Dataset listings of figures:
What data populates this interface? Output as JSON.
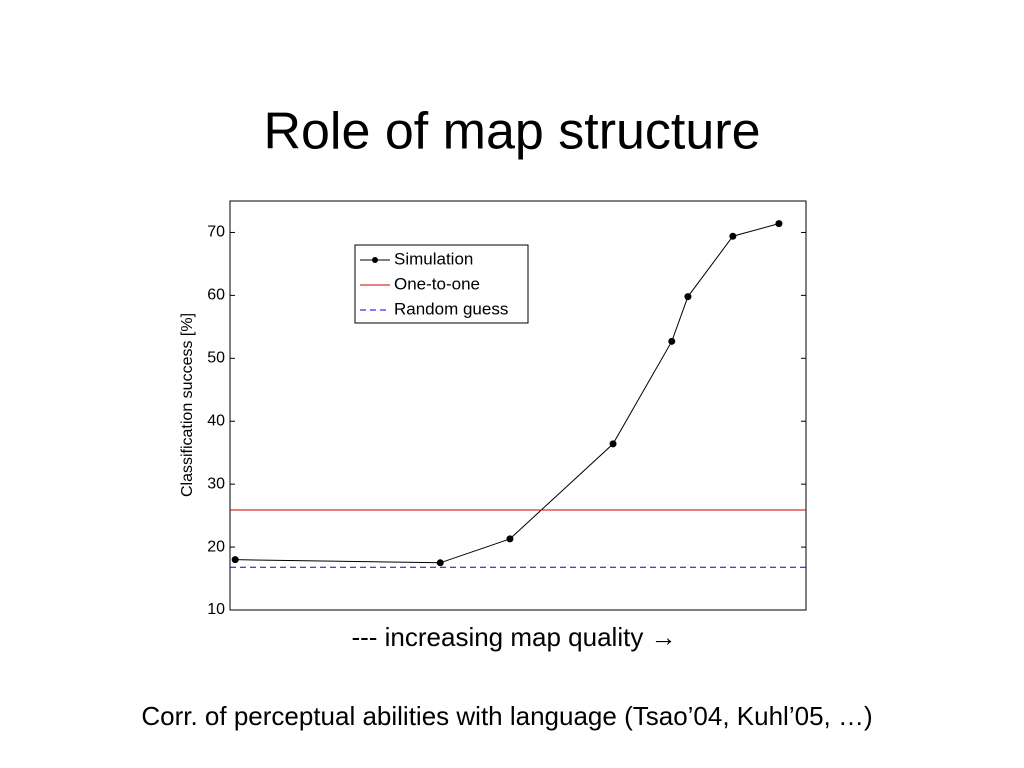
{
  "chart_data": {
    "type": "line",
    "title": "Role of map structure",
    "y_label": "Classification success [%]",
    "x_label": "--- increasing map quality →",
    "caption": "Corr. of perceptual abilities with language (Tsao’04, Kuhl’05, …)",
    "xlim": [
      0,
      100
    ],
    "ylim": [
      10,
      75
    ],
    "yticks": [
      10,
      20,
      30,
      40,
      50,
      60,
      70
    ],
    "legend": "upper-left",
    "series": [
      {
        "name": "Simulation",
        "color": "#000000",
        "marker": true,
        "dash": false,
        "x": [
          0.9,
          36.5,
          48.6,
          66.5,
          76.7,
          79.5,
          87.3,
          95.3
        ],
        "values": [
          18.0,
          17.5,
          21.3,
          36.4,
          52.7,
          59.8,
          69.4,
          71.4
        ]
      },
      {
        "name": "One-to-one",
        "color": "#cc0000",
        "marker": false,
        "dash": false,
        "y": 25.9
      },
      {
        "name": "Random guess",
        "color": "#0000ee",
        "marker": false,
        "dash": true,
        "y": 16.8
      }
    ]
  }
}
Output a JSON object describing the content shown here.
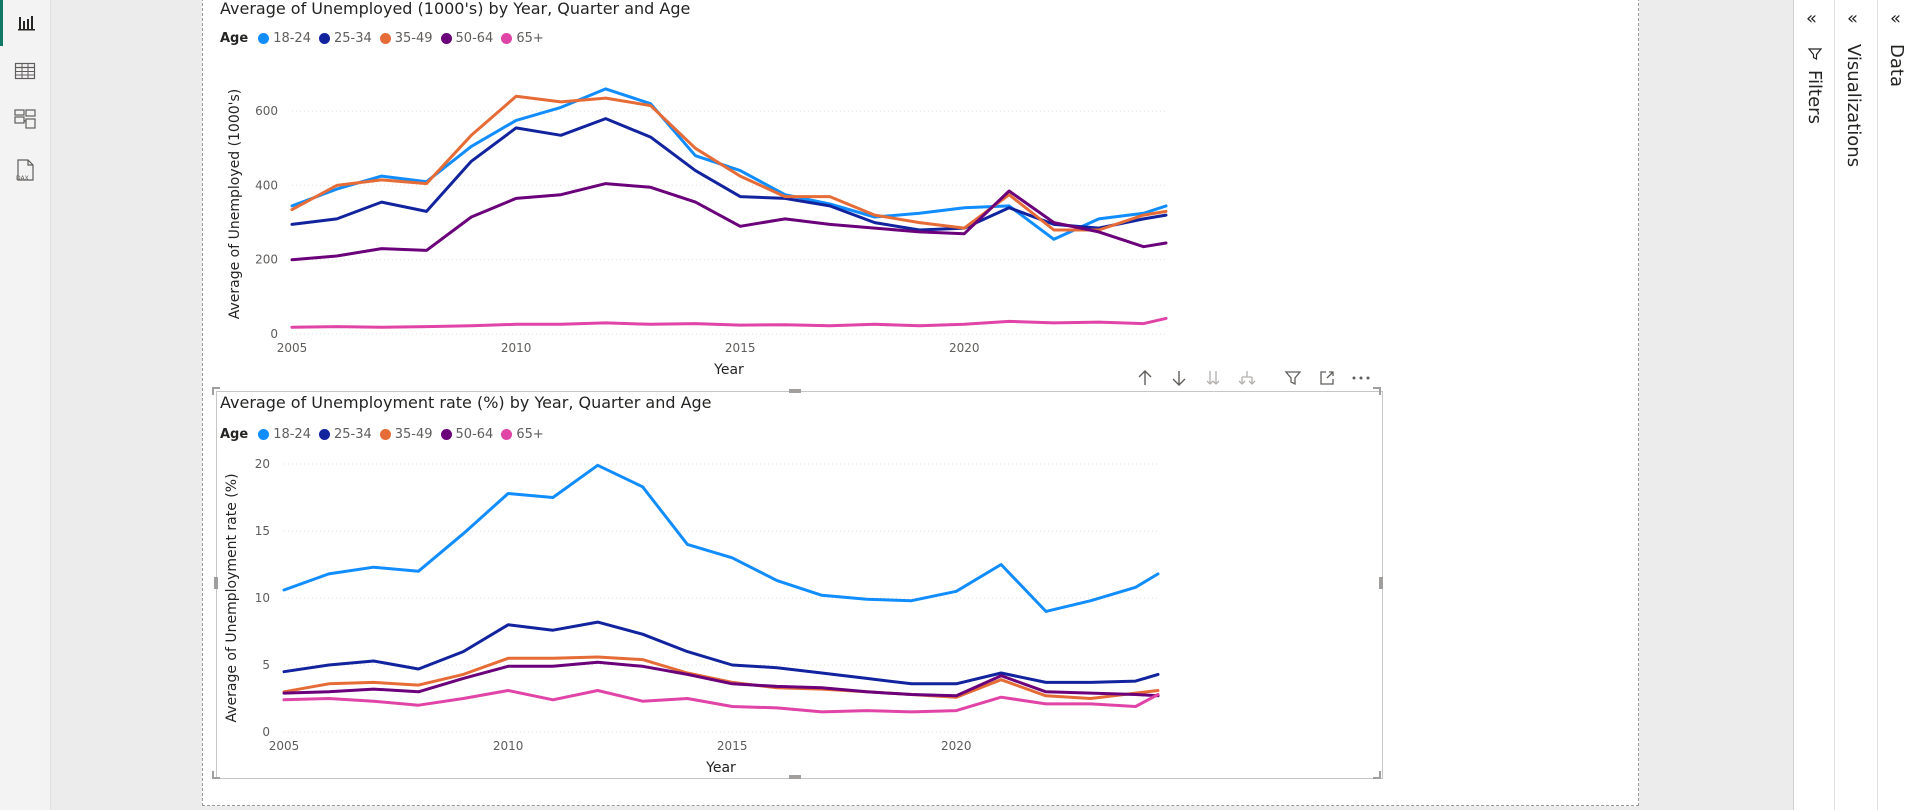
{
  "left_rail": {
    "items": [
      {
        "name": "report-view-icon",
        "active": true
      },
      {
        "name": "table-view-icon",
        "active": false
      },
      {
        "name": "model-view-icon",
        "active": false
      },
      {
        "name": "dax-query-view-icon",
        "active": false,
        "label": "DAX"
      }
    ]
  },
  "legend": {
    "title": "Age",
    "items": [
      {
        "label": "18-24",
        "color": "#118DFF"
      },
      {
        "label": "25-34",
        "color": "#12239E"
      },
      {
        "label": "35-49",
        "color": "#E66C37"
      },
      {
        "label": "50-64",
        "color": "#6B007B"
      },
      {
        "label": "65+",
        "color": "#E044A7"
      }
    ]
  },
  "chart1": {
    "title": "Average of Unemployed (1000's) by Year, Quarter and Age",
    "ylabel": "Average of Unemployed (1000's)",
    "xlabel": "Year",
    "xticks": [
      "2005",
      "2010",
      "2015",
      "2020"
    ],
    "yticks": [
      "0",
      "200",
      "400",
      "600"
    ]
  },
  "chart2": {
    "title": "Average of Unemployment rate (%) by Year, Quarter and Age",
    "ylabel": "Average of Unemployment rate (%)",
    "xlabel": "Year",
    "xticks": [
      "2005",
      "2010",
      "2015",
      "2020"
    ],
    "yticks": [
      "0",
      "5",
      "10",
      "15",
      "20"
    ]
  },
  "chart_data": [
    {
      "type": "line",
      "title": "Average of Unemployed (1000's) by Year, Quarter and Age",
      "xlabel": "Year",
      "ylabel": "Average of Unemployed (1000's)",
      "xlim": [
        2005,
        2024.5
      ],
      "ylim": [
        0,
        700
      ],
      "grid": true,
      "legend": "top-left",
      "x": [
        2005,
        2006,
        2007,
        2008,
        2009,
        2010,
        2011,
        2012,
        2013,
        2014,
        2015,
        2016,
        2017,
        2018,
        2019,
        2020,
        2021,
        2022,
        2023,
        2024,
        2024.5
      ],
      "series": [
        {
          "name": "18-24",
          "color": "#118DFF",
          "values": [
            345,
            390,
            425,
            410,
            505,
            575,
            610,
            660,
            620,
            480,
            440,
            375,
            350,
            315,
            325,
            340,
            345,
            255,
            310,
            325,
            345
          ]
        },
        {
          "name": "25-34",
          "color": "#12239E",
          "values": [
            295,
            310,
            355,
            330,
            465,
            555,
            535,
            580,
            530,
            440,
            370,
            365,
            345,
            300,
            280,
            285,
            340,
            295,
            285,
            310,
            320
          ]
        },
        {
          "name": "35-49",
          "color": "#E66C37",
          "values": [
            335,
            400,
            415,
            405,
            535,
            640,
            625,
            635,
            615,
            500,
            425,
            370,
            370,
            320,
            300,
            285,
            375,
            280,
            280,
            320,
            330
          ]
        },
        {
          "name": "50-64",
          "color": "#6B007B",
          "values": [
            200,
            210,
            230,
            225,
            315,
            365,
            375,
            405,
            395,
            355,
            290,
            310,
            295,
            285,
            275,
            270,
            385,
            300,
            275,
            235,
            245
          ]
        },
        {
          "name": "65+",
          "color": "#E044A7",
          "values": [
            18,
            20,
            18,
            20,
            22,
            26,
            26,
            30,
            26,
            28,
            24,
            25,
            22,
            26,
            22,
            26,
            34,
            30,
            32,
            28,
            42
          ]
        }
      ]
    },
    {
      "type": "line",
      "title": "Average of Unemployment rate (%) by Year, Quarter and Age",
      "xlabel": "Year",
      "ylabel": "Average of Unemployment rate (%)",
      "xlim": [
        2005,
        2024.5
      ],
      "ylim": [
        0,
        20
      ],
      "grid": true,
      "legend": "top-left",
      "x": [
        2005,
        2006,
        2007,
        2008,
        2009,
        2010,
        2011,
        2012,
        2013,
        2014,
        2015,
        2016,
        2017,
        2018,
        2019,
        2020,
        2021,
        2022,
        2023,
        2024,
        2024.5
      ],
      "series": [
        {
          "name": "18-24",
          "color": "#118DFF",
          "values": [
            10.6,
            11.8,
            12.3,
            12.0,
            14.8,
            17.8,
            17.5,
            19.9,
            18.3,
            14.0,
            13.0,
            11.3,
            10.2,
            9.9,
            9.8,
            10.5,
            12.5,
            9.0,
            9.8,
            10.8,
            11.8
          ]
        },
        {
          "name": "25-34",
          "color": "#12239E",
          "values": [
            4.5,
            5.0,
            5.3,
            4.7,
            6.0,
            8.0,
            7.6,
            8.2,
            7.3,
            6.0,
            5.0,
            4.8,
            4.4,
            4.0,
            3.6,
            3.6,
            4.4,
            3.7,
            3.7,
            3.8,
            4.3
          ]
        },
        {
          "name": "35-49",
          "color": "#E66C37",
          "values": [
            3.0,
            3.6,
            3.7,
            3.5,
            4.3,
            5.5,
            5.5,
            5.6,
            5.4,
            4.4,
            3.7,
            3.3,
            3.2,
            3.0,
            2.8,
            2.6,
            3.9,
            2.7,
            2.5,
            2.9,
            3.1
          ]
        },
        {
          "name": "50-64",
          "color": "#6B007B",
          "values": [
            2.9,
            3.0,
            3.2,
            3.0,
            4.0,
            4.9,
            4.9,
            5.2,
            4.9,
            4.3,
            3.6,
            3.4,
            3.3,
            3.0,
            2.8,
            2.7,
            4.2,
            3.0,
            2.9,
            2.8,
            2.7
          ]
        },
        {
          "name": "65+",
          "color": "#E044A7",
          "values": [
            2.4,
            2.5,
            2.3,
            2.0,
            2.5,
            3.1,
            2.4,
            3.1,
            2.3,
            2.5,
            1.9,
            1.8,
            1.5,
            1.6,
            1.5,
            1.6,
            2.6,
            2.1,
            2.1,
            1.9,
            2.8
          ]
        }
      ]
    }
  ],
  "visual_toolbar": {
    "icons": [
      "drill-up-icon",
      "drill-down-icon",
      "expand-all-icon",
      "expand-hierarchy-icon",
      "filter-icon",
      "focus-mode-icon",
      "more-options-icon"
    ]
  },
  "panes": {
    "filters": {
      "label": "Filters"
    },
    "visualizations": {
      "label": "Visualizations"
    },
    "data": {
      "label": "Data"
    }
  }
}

→ **EXERCISE GOAL**
Each line above is to be copied verbatim. Drop any image from the copy.

→ **EXERCISE SOLUTION**
What data populates this interface? Output as JSON.
{
  "chart_data": {
    "type": "line",
    "title": "Role of map structure",
    "y_label": "Classification success [%]",
    "x_label": "--- increasing map quality →",
    "caption": "Corr. of perceptual abilities with language (Tsao’04, Kuhl’05, …)",
    "xlim": [
      0,
      100
    ],
    "ylim": [
      10,
      75
    ],
    "yticks": [
      10,
      20,
      30,
      40,
      50,
      60,
      70
    ],
    "legend": "upper-left",
    "series": [
      {
        "name": "Simulation",
        "color": "#000000",
        "marker": true,
        "dash": false,
        "x": [
          0.9,
          36.5,
          48.6,
          66.5,
          76.7,
          79.5,
          87.3,
          95.3
        ],
        "values": [
          18.0,
          17.5,
          21.3,
          36.4,
          52.7,
          59.8,
          69.4,
          71.4
        ]
      },
      {
        "name": "One-to-one",
        "color": "#cc0000",
        "marker": false,
        "dash": false,
        "y": 25.9
      },
      {
        "name": "Random guess",
        "color": "#0000ee",
        "marker": false,
        "dash": true,
        "y": 16.8
      }
    ]
  }
}
Output a JSON object describing the content shown here.
{
  "left_rail": {
    "items": [
      {
        "name": "report-view-icon",
        "active": true
      },
      {
        "name": "table-view-icon",
        "active": false
      },
      {
        "name": "model-view-icon",
        "active": false
      },
      {
        "name": "dax-query-view-icon",
        "active": false,
        "label": "DAX"
      }
    ]
  },
  "legend": {
    "title": "Age",
    "items": [
      {
        "label": "18-24",
        "color": "#118DFF"
      },
      {
        "label": "25-34",
        "color": "#12239E"
      },
      {
        "label": "35-49",
        "color": "#E66C37"
      },
      {
        "label": "50-64",
        "color": "#6B007B"
      },
      {
        "label": "65+",
        "color": "#E044A7"
      }
    ]
  },
  "chart1": {
    "title": "Average of Unemployed (1000's) by Year, Quarter and Age",
    "ylabel": "Average of Unemployed (1000's)",
    "xlabel": "Year",
    "xticks": [
      "2005",
      "2010",
      "2015",
      "2020"
    ],
    "yticks": [
      "0",
      "200",
      "400",
      "600"
    ]
  },
  "chart2": {
    "title": "Average of Unemployment rate (%) by Year, Quarter and Age",
    "ylabel": "Average of Unemployment rate (%)",
    "xlabel": "Year",
    "xticks": [
      "2005",
      "2010",
      "2015",
      "2020"
    ],
    "yticks": [
      "0",
      "5",
      "10",
      "15",
      "20"
    ]
  },
  "chart_data": [
    {
      "type": "line",
      "title": "Average of Unemployed (1000's) by Year, Quarter and Age",
      "xlabel": "Year",
      "ylabel": "Average of Unemployed (1000's)",
      "xlim": [
        2005,
        2024.5
      ],
      "ylim": [
        0,
        700
      ],
      "grid": true,
      "legend": "top-left",
      "x": [
        2005,
        2006,
        2007,
        2008,
        2009,
        2010,
        2011,
        2012,
        2013,
        2014,
        2015,
        2016,
        2017,
        2018,
        2019,
        2020,
        2021,
        2022,
        2023,
        2024,
        2024.5
      ],
      "series": [
        {
          "name": "18-24",
          "color": "#118DFF",
          "values": [
            345,
            390,
            425,
            410,
            505,
            575,
            610,
            660,
            620,
            480,
            440,
            375,
            350,
            315,
            325,
            340,
            345,
            255,
            310,
            325,
            345
          ]
        },
        {
          "name": "25-34",
          "color": "#12239E",
          "values": [
            295,
            310,
            355,
            330,
            465,
            555,
            535,
            580,
            530,
            440,
            370,
            365,
            345,
            300,
            280,
            285,
            340,
            295,
            285,
            310,
            320
          ]
        },
        {
          "name": "35-49",
          "color": "#E66C37",
          "values": [
            335,
            400,
            415,
            405,
            535,
            640,
            625,
            635,
            615,
            500,
            425,
            370,
            370,
            320,
            300,
            285,
            375,
            280,
            280,
            320,
            330
          ]
        },
        {
          "name": "50-64",
          "color": "#6B007B",
          "values": [
            200,
            210,
            230,
            225,
            315,
            365,
            375,
            405,
            395,
            355,
            290,
            310,
            295,
            285,
            275,
            270,
            385,
            300,
            275,
            235,
            245
          ]
        },
        {
          "name": "65+",
          "color": "#E044A7",
          "values": [
            18,
            20,
            18,
            20,
            22,
            26,
            26,
            30,
            26,
            28,
            24,
            25,
            22,
            26,
            22,
            26,
            34,
            30,
            32,
            28,
            42
          ]
        }
      ]
    },
    {
      "type": "line",
      "title": "Average of Unemployment rate (%) by Year, Quarter and Age",
      "xlabel": "Year",
      "ylabel": "Average of Unemployment rate (%)",
      "xlim": [
        2005,
        2024.5
      ],
      "ylim": [
        0,
        20
      ],
      "grid": true,
      "legend": "top-left",
      "x": [
        2005,
        2006,
        2007,
        2008,
        2009,
        2010,
        2011,
        2012,
        2013,
        2014,
        2015,
        2016,
        2017,
        2018,
        2019,
        2020,
        2021,
        2022,
        2023,
        2024,
        2024.5
      ],
      "series": [
        {
          "name": "18-24",
          "color": "#118DFF",
          "values": [
            10.6,
            11.8,
            12.3,
            12.0,
            14.8,
            17.8,
            17.5,
            19.9,
            18.3,
            14.0,
            13.0,
            11.3,
            10.2,
            9.9,
            9.8,
            10.5,
            12.5,
            9.0,
            9.8,
            10.8,
            11.8
          ]
        },
        {
          "name": "25-34",
          "color": "#12239E",
          "values": [
            4.5,
            5.0,
            5.3,
            4.7,
            6.0,
            8.0,
            7.6,
            8.2,
            7.3,
            6.0,
            5.0,
            4.8,
            4.4,
            4.0,
            3.6,
            3.6,
            4.4,
            3.7,
            3.7,
            3.8,
            4.3
          ]
        },
        {
          "name": "35-49",
          "color": "#E66C37",
          "values": [
            3.0,
            3.6,
            3.7,
            3.5,
            4.3,
            5.5,
            5.5,
            5.6,
            5.4,
            4.4,
            3.7,
            3.3,
            3.2,
            3.0,
            2.8,
            2.6,
            3.9,
            2.7,
            2.5,
            2.9,
            3.1
          ]
        },
        {
          "name": "50-64",
          "color": "#6B007B",
          "values": [
            2.9,
            3.0,
            3.2,
            3.0,
            4.0,
            4.9,
            4.9,
            5.2,
            4.9,
            4.3,
            3.6,
            3.4,
            3.3,
            3.0,
            2.8,
            2.7,
            4.2,
            3.0,
            2.9,
            2.8,
            2.7
          ]
        },
        {
          "name": "65+",
          "color": "#E044A7",
          "values": [
            2.4,
            2.5,
            2.3,
            2.0,
            2.5,
            3.1,
            2.4,
            3.1,
            2.3,
            2.5,
            1.9,
            1.8,
            1.5,
            1.6,
            1.5,
            1.6,
            2.6,
            2.1,
            2.1,
            1.9,
            2.8
          ]
        }
      ]
    }
  ],
  "visual_toolbar": {
    "icons": [
      "drill-up-icon",
      "drill-down-icon",
      "expand-all-icon",
      "expand-hierarchy-icon",
      "filter-icon",
      "focus-mode-icon",
      "more-options-icon"
    ]
  },
  "panes": {
    "filters": {
      "label": "Filters"
    },
    "visualizations": {
      "label": "Visualizations"
    },
    "data": {
      "label": "Data"
    }
  }
}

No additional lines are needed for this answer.